## What is needed
Report every line in the listing that contains the string "text".

## Recorded information
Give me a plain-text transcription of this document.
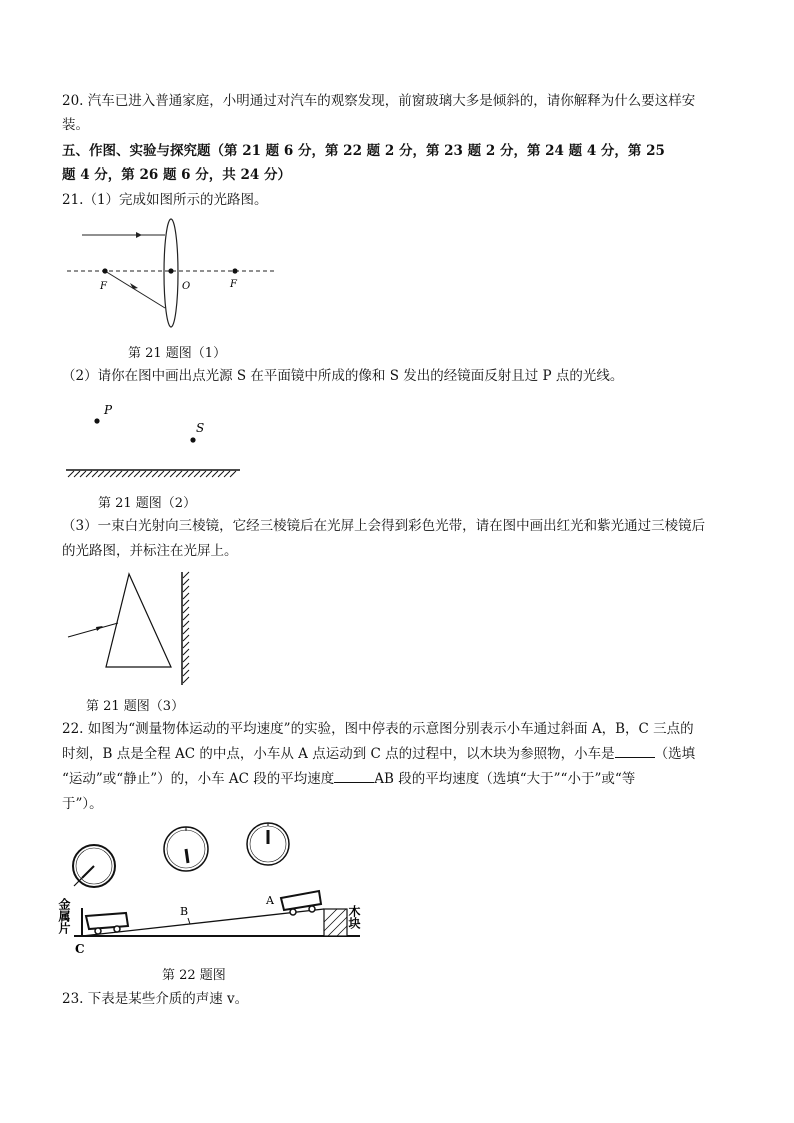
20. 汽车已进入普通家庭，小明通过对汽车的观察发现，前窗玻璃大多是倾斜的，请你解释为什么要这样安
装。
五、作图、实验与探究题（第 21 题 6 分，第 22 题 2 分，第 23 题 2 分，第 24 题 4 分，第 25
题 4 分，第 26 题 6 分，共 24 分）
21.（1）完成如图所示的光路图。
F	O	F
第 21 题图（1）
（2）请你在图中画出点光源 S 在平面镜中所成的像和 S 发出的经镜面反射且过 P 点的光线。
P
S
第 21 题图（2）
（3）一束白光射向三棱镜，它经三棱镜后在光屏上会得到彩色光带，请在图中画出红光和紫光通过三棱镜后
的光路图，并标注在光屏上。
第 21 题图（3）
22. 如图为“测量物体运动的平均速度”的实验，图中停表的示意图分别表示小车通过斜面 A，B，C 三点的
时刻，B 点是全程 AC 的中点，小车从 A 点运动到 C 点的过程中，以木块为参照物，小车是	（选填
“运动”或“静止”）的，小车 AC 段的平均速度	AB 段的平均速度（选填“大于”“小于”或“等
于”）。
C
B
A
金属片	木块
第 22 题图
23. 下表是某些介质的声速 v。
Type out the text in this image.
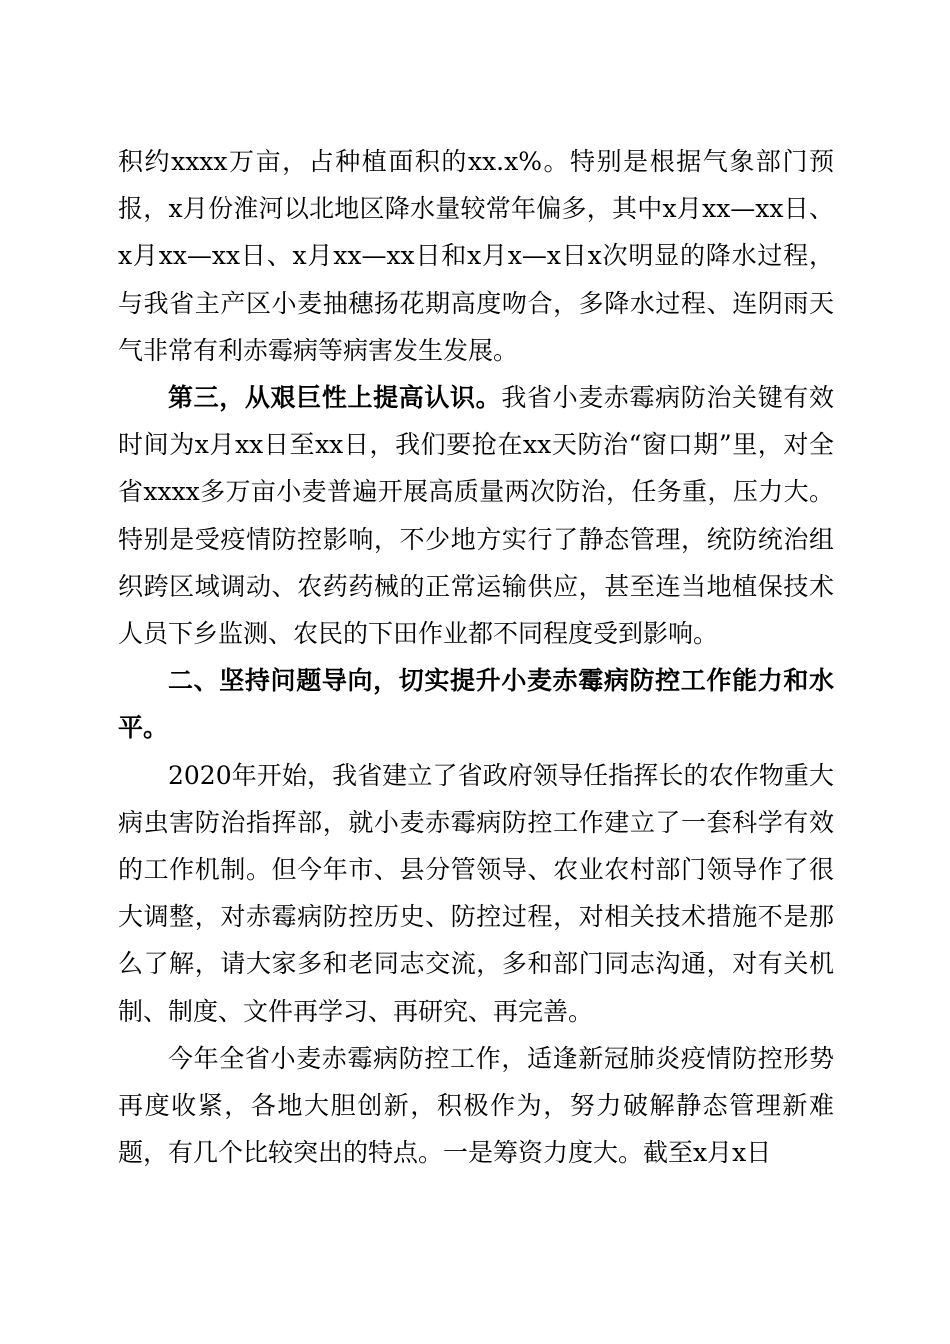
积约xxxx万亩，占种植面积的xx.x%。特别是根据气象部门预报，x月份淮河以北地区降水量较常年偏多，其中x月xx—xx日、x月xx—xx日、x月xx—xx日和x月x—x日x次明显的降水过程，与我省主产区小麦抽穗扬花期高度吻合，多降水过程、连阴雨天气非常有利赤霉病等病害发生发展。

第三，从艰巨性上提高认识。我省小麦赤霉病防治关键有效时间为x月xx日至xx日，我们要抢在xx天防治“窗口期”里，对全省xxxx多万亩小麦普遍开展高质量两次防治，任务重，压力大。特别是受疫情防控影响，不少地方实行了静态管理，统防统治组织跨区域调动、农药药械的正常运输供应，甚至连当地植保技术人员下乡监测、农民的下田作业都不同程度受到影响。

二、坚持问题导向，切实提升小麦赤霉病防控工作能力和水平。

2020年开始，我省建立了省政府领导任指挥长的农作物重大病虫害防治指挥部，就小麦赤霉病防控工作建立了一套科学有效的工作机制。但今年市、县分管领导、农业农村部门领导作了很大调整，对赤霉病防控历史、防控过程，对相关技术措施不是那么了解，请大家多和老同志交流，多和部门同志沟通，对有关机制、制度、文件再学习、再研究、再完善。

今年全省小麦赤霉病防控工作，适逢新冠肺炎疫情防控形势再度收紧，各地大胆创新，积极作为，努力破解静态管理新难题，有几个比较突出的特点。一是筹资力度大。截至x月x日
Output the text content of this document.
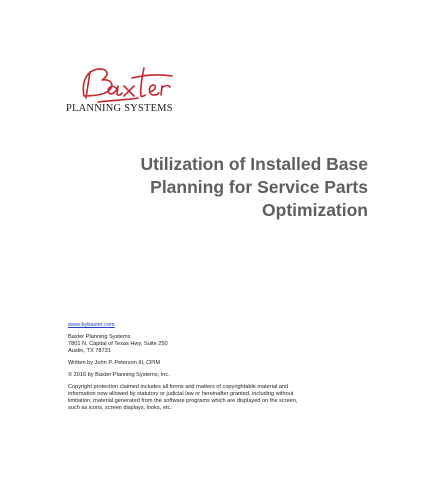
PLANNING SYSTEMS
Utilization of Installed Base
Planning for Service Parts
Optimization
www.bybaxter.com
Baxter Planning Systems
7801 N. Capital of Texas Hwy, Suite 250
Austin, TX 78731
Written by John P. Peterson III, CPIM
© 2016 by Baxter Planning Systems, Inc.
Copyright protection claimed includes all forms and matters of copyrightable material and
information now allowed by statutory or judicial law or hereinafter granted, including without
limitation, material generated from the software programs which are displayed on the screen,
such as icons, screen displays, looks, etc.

## Response to the exercise
Give me a plain-text transcription of this document.
Type out the text in this image.
Output the text content of this document.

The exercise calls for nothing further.